■ **Given exercise**
Transcribe every line exactly and omit anything that is a picture.

Figure data in JSON:
◇ ◇ ◇ ◇
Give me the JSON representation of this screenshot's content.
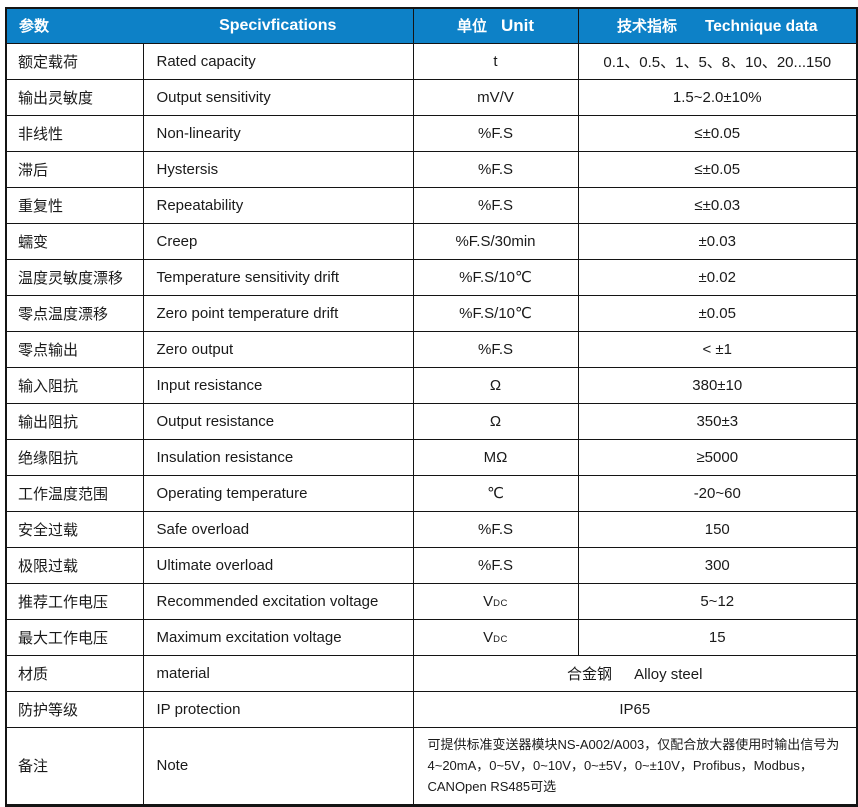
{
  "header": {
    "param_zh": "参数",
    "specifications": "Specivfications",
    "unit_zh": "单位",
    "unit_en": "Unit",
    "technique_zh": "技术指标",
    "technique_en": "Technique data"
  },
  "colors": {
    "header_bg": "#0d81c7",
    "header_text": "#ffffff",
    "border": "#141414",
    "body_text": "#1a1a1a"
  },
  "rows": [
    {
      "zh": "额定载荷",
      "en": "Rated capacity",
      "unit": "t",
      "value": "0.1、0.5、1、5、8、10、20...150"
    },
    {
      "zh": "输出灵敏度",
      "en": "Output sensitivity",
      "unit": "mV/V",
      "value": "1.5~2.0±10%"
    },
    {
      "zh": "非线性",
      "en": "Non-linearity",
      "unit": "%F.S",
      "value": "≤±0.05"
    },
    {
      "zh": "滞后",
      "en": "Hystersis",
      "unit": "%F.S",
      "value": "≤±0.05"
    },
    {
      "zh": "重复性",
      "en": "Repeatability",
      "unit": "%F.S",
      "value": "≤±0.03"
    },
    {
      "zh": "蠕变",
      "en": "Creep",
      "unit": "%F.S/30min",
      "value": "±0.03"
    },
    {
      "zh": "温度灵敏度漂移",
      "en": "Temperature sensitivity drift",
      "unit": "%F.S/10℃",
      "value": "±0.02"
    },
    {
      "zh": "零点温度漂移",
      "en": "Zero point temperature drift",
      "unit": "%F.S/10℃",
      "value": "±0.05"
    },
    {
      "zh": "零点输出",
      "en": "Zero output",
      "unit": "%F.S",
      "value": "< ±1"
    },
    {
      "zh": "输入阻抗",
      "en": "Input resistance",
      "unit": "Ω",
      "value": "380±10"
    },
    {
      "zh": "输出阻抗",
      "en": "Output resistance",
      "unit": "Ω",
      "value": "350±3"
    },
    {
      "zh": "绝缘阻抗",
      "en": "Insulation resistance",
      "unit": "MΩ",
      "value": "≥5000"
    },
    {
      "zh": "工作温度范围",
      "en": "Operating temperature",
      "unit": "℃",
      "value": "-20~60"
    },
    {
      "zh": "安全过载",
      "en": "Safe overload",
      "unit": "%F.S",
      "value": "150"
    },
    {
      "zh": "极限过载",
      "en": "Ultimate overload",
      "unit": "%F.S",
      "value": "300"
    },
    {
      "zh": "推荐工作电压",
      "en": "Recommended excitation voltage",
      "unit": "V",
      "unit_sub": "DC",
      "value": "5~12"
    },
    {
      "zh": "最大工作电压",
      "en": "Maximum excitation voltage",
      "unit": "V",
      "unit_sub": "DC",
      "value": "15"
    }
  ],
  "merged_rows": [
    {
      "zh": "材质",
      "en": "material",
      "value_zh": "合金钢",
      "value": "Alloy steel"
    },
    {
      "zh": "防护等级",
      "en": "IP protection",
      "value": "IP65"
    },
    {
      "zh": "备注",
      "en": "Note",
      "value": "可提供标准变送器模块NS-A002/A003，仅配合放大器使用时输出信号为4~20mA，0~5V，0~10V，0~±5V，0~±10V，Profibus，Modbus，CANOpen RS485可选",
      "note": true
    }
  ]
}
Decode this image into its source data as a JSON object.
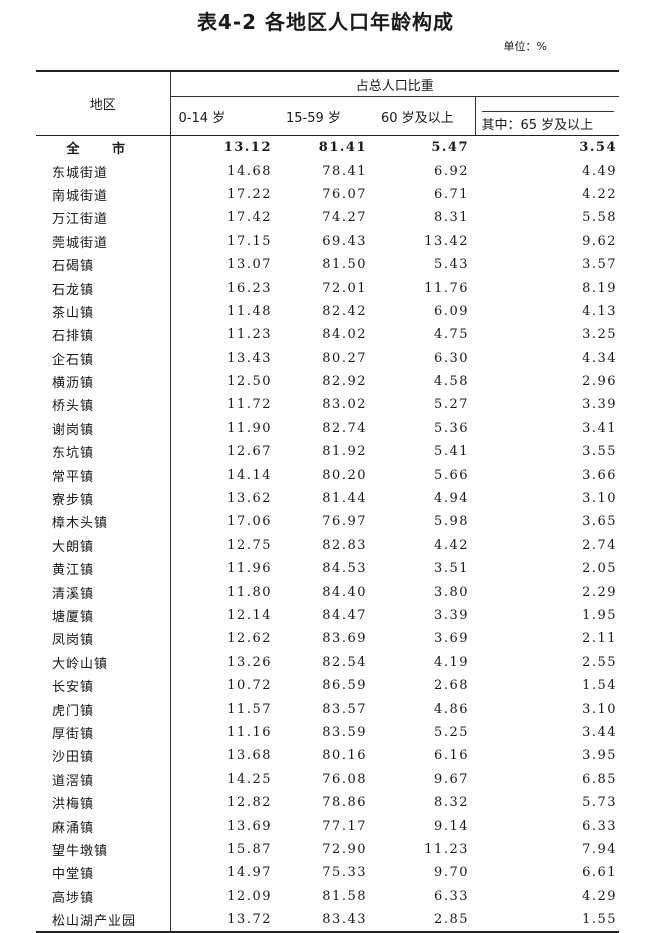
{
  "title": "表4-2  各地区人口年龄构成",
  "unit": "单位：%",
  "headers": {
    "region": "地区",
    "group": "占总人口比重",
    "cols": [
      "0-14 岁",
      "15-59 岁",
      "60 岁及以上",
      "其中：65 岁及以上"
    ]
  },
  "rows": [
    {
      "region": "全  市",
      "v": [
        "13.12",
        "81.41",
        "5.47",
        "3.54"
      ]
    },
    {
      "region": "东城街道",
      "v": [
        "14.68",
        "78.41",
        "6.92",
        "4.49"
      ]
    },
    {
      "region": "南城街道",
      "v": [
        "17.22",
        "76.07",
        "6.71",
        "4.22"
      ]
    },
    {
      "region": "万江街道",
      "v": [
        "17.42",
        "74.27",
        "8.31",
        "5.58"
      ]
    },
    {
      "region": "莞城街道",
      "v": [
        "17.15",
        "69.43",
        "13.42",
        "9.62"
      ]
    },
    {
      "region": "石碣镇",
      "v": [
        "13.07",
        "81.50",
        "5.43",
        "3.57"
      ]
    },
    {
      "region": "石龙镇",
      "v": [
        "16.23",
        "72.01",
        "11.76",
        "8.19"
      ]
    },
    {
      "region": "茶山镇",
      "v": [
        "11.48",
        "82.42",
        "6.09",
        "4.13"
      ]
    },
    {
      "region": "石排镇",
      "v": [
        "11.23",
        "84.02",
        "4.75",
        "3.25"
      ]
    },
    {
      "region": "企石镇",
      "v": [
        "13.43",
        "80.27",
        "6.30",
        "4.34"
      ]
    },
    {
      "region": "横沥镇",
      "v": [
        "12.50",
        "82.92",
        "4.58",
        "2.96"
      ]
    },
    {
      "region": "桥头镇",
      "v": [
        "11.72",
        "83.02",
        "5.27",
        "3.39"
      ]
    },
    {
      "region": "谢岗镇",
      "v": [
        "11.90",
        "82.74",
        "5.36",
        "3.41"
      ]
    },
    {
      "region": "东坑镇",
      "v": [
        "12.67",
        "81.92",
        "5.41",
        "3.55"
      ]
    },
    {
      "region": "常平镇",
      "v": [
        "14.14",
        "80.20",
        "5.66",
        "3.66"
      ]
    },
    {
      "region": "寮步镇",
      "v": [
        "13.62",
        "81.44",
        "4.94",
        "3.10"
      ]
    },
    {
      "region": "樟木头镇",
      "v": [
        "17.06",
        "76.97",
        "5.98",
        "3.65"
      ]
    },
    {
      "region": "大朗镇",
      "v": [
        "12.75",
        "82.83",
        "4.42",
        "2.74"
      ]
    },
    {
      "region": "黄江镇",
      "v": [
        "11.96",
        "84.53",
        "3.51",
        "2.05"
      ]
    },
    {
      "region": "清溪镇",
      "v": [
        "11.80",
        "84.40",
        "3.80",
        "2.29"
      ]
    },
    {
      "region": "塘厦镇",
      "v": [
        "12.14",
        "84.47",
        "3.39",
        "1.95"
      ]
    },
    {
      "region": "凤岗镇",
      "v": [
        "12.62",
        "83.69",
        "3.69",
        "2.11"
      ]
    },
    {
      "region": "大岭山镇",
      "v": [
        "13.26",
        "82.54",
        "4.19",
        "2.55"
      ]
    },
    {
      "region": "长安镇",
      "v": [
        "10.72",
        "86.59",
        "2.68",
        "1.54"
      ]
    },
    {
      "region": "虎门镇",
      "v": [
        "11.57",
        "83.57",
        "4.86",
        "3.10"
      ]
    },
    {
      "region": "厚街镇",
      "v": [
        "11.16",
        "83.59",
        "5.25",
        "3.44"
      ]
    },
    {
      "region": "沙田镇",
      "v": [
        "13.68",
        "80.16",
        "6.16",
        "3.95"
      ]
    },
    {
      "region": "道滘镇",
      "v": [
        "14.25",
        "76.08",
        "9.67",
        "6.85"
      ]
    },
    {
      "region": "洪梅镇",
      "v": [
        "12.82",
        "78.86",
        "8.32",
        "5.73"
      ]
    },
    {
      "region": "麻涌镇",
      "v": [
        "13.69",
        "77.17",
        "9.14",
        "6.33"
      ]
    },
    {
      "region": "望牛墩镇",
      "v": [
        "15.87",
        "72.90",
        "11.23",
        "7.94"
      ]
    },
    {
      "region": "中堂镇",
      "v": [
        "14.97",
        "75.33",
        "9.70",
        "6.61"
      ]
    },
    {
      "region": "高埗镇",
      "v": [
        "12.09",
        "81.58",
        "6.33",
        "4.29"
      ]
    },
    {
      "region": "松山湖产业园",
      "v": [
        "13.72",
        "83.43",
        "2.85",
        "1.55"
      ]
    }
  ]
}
◇ ◇ ◇ ◇
■ **Response to this task**
Give me the JSON representation of this screenshot's content.
{
  "header": {
    "param_zh": "参数",
    "specifications": "Specivfications",
    "unit_zh": "单位",
    "unit_en": "Unit",
    "technique_zh": "技术指标",
    "technique_en": "Technique data"
  },
  "colors": {
    "header_bg": "#0d81c7",
    "header_text": "#ffffff",
    "border": "#141414",
    "body_text": "#1a1a1a"
  },
  "rows": [
    {
      "zh": "额定载荷",
      "en": "Rated capacity",
      "unit": "t",
      "value": "0.1、0.5、1、5、8、10、20...150"
    },
    {
      "zh": "输出灵敏度",
      "en": "Output sensitivity",
      "unit": "mV/V",
      "value": "1.5~2.0±10%"
    },
    {
      "zh": "非线性",
      "en": "Non-linearity",
      "unit": "%F.S",
      "value": "≤±0.05"
    },
    {
      "zh": "滞后",
      "en": "Hystersis",
      "unit": "%F.S",
      "value": "≤±0.05"
    },
    {
      "zh": "重复性",
      "en": "Repeatability",
      "unit": "%F.S",
      "value": "≤±0.03"
    },
    {
      "zh": "蠕变",
      "en": "Creep",
      "unit": "%F.S/30min",
      "value": "±0.03"
    },
    {
      "zh": "温度灵敏度漂移",
      "en": "Temperature sensitivity drift",
      "unit": "%F.S/10℃",
      "value": "±0.02"
    },
    {
      "zh": "零点温度漂移",
      "en": "Zero point temperature drift",
      "unit": "%F.S/10℃",
      "value": "±0.05"
    },
    {
      "zh": "零点输出",
      "en": "Zero output",
      "unit": "%F.S",
      "value": "< ±1"
    },
    {
      "zh": "输入阻抗",
      "en": "Input resistance",
      "unit": "Ω",
      "value": "380±10"
    },
    {
      "zh": "输出阻抗",
      "en": "Output resistance",
      "unit": "Ω",
      "value": "350±3"
    },
    {
      "zh": "绝缘阻抗",
      "en": "Insulation resistance",
      "unit": "MΩ",
      "value": "≥5000"
    },
    {
      "zh": "工作温度范围",
      "en": "Operating temperature",
      "unit": "℃",
      "value": "-20~60"
    },
    {
      "zh": "安全过载",
      "en": "Safe overload",
      "unit": "%F.S",
      "value": "150"
    },
    {
      "zh": "极限过载",
      "en": "Ultimate overload",
      "unit": "%F.S",
      "value": "300"
    },
    {
      "zh": "推荐工作电压",
      "en": "Recommended excitation voltage",
      "unit": "V",
      "unit_sub": "DC",
      "value": "5~12"
    },
    {
      "zh": "最大工作电压",
      "en": "Maximum excitation voltage",
      "unit": "V",
      "unit_sub": "DC",
      "value": "15"
    }
  ],
  "merged_rows": [
    {
      "zh": "材质",
      "en": "material",
      "value_zh": "合金钢",
      "value": "Alloy steel"
    },
    {
      "zh": "防护等级",
      "en": "IP protection",
      "value": "IP65"
    },
    {
      "zh": "备注",
      "en": "Note",
      "value": "可提供标准变送器模块NS-A002/A003，仅配合放大器使用时输出信号为4~20mA，0~5V，0~10V，0~±5V，0~±10V，Profibus，Modbus，CANOpen RS485可选",
      "note": true
    }
  ]
}
Decode this image into its source data as a JSON object.
{
  "title": "表4-2  各地区人口年龄构成",
  "unit": "单位：%",
  "headers": {
    "region": "地区",
    "group": "占总人口比重",
    "cols": [
      "0-14 岁",
      "15-59 岁",
      "60 岁及以上",
      "其中：65 岁及以上"
    ]
  },
  "rows": [
    {
      "region": "全  市",
      "v": [
        "13.12",
        "81.41",
        "5.47",
        "3.54"
      ]
    },
    {
      "region": "东城街道",
      "v": [
        "14.68",
        "78.41",
        "6.92",
        "4.49"
      ]
    },
    {
      "region": "南城街道",
      "v": [
        "17.22",
        "76.07",
        "6.71",
        "4.22"
      ]
    },
    {
      "region": "万江街道",
      "v": [
        "17.42",
        "74.27",
        "8.31",
        "5.58"
      ]
    },
    {
      "region": "莞城街道",
      "v": [
        "17.15",
        "69.43",
        "13.42",
        "9.62"
      ]
    },
    {
      "region": "石碣镇",
      "v": [
        "13.07",
        "81.50",
        "5.43",
        "3.57"
      ]
    },
    {
      "region": "石龙镇",
      "v": [
        "16.23",
        "72.01",
        "11.76",
        "8.19"
      ]
    },
    {
      "region": "茶山镇",
      "v": [
        "11.48",
        "82.42",
        "6.09",
        "4.13"
      ]
    },
    {
      "region": "石排镇",
      "v": [
        "11.23",
        "84.02",
        "4.75",
        "3.25"
      ]
    },
    {
      "region": "企石镇",
      "v": [
        "13.43",
        "80.27",
        "6.30",
        "4.34"
      ]
    },
    {
      "region": "横沥镇",
      "v": [
        "12.50",
        "82.92",
        "4.58",
        "2.96"
      ]
    },
    {
      "region": "桥头镇",
      "v": [
        "11.72",
        "83.02",
        "5.27",
        "3.39"
      ]
    },
    {
      "region": "谢岗镇",
      "v": [
        "11.90",
        "82.74",
        "5.36",
        "3.41"
      ]
    },
    {
      "region": "东坑镇",
      "v": [
        "12.67",
        "81.92",
        "5.41",
        "3.55"
      ]
    },
    {
      "region": "常平镇",
      "v": [
        "14.14",
        "80.20",
        "5.66",
        "3.66"
      ]
    },
    {
      "region": "寮步镇",
      "v": [
        "13.62",
        "81.44",
        "4.94",
        "3.10"
      ]
    },
    {
      "region": "樟木头镇",
      "v": [
        "17.06",
        "76.97",
        "5.98",
        "3.65"
      ]
    },
    {
      "region": "大朗镇",
      "v": [
        "12.75",
        "82.83",
        "4.42",
        "2.74"
      ]
    },
    {
      "region": "黄江镇",
      "v": [
        "11.96",
        "84.53",
        "3.51",
        "2.05"
      ]
    },
    {
      "region": "清溪镇",
      "v": [
        "11.80",
        "84.40",
        "3.80",
        "2.29"
      ]
    },
    {
      "region": "塘厦镇",
      "v": [
        "12.14",
        "84.47",
        "3.39",
        "1.95"
      ]
    },
    {
      "region": "凤岗镇",
      "v": [
        "12.62",
        "83.69",
        "3.69",
        "2.11"
      ]
    },
    {
      "region": "大岭山镇",
      "v": [
        "13.26",
        "82.54",
        "4.19",
        "2.55"
      ]
    },
    {
      "region": "长安镇",
      "v": [
        "10.72",
        "86.59",
        "2.68",
        "1.54"
      ]
    },
    {
      "region": "虎门镇",
      "v": [
        "11.57",
        "83.57",
        "4.86",
        "3.10"
      ]
    },
    {
      "region": "厚街镇",
      "v": [
        "11.16",
        "83.59",
        "5.25",
        "3.44"
      ]
    },
    {
      "region": "沙田镇",
      "v": [
        "13.68",
        "80.16",
        "6.16",
        "3.95"
      ]
    },
    {
      "region": "道滘镇",
      "v": [
        "14.25",
        "76.08",
        "9.67",
        "6.85"
      ]
    },
    {
      "region": "洪梅镇",
      "v": [
        "12.82",
        "78.86",
        "8.32",
        "5.73"
      ]
    },
    {
      "region": "麻涌镇",
      "v": [
        "13.69",
        "77.17",
        "9.14",
        "6.33"
      ]
    },
    {
      "region": "望牛墩镇",
      "v": [
        "15.87",
        "72.90",
        "11.23",
        "7.94"
      ]
    },
    {
      "region": "中堂镇",
      "v": [
        "14.97",
        "75.33",
        "9.70",
        "6.61"
      ]
    },
    {
      "region": "高埗镇",
      "v": [
        "12.09",
        "81.58",
        "6.33",
        "4.29"
      ]
    },
    {
      "region": "松山湖产业园",
      "v": [
        "13.72",
        "83.43",
        "2.85",
        "1.55"
      ]
    }
  ]
}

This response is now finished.